Exercise description: Below are records; state how many of their lines hold the word "this", and give only the figure.

Record extracts:
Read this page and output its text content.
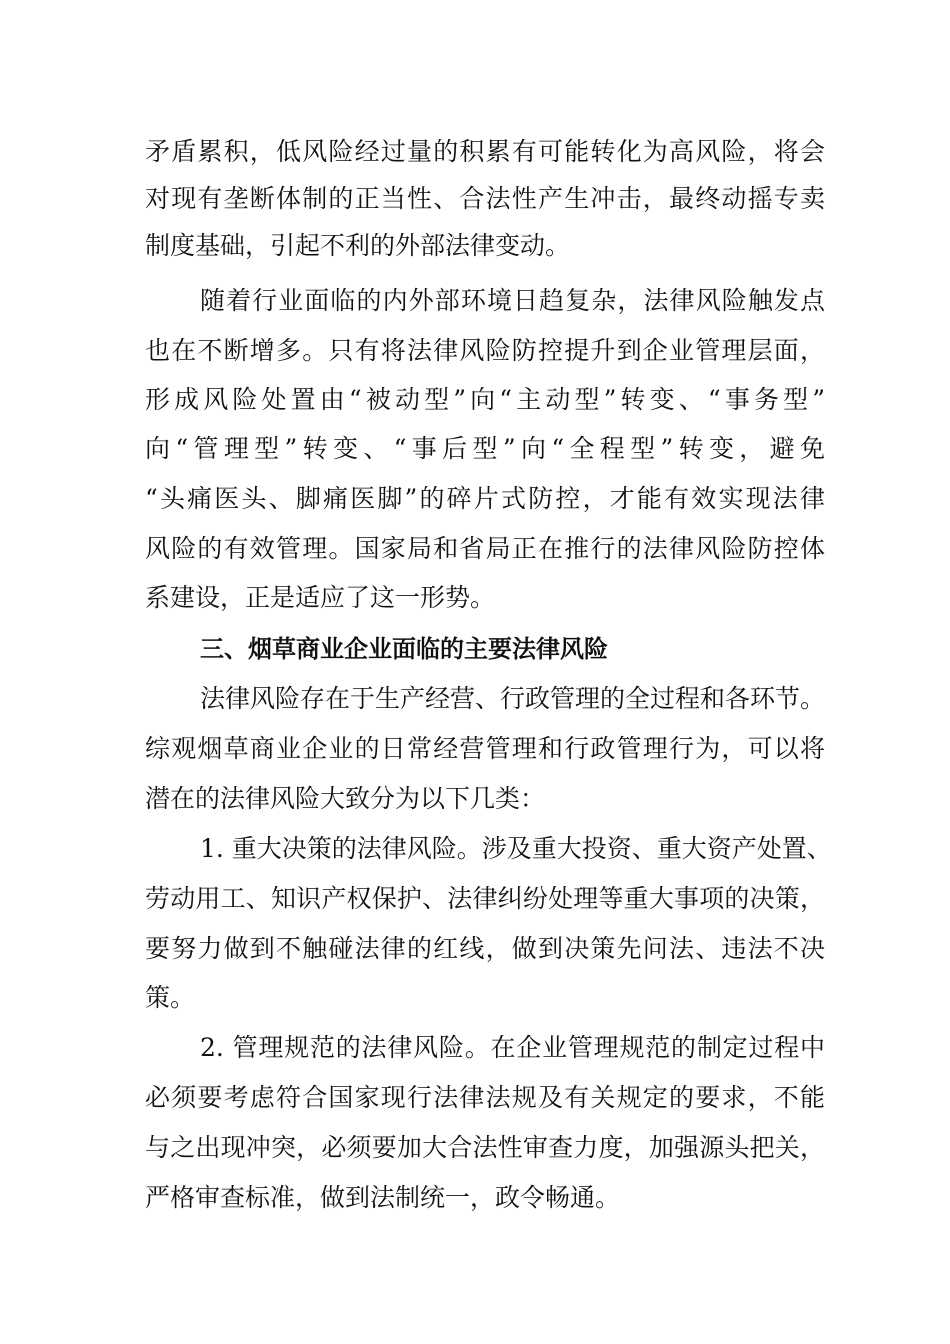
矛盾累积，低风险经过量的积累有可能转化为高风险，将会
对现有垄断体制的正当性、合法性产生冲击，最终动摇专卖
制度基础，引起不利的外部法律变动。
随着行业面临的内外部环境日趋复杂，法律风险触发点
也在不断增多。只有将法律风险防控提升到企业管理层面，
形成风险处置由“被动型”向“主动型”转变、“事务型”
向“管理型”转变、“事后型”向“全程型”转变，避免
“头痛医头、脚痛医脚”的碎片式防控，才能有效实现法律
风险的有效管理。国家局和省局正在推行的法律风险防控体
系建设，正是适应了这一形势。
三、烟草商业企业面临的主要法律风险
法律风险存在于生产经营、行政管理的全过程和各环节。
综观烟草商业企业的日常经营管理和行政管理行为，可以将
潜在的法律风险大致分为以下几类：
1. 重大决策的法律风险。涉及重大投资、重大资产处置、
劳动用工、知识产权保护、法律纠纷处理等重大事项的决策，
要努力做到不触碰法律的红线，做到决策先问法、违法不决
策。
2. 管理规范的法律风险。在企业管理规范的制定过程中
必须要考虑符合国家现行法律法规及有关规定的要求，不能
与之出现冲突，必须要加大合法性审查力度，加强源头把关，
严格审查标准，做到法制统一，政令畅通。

* * *

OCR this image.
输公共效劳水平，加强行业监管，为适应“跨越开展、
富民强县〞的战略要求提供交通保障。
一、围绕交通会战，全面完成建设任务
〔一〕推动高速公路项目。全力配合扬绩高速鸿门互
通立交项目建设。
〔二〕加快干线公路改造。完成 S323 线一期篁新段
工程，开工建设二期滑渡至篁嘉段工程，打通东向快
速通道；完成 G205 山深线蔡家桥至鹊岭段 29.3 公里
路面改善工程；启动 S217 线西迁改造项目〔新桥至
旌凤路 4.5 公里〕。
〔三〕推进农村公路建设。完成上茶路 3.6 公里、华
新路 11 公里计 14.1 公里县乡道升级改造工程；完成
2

The result: 2